## Work required
All of the data needs to be repeated exactly.

— begin Provided information —

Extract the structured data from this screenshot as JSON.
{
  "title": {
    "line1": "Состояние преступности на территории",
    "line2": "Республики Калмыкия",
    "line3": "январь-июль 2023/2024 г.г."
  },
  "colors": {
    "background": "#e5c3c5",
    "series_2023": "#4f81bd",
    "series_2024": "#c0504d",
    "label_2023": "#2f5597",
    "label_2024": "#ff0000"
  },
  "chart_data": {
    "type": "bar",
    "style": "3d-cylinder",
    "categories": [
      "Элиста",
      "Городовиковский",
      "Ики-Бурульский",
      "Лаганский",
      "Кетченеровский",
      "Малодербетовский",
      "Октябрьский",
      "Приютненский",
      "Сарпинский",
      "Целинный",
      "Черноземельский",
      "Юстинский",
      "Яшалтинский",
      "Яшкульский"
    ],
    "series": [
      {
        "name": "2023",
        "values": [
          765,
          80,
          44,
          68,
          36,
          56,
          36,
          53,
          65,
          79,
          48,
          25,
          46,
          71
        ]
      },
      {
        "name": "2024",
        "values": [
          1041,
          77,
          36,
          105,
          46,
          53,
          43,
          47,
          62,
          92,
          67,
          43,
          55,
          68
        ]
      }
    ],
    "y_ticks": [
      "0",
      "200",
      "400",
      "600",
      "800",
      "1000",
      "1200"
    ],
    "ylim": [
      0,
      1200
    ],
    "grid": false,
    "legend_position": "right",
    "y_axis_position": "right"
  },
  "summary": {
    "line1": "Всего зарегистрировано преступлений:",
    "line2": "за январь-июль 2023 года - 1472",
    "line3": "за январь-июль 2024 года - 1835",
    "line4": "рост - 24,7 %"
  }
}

— end Provided information —

## Task output
Extract the structured data from this screenshot as JSON.
{
  "title": {
    "line1": "Состояние преступности на территории",
    "line2": "Республики Калмыкия",
    "line3": "январь-июль 2023/2024 г.г."
  },
  "colors": {
    "background": "#e5c3c5",
    "series_2023": "#4f81bd",
    "series_2024": "#c0504d",
    "label_2023": "#2f5597",
    "label_2024": "#ff0000"
  },
  "chart_data": {
    "type": "bar",
    "style": "3d-cylinder",
    "categories": [
      "Элиста",
      "Городовиковский",
      "Ики-Бурульский",
      "Лаганский",
      "Кетченеровский",
      "Малодербетовский",
      "Октябрьский",
      "Приютненский",
      "Сарпинский",
      "Целинный",
      "Черноземельский",
      "Юстинский",
      "Яшалтинский",
      "Яшкульский"
    ],
    "series": [
      {
        "name": "2023",
        "values": [
          765,
          80,
          44,
          68,
          36,
          56,
          36,
          53,
          65,
          79,
          48,
          25,
          46,
          71
        ]
      },
      {
        "name": "2024",
        "values": [
          1041,
          77,
          36,
          105,
          46,
          53,
          43,
          47,
          62,
          92,
          67,
          43,
          55,
          68
        ]
      }
    ],
    "y_ticks": [
      "0",
      "200",
      "400",
      "600",
      "800",
      "1000",
      "1200"
    ],
    "ylim": [
      0,
      1200
    ],
    "grid": false,
    "legend_position": "right",
    "y_axis_position": "right"
  },
  "summary": {
    "line1": "Всего зарегистрировано преступлений:",
    "line2": "за январь-июль 2023 года - 1472",
    "line3": "за январь-июль 2024 года - 1835",
    "line4": "рост - 24,7 %"
  }
}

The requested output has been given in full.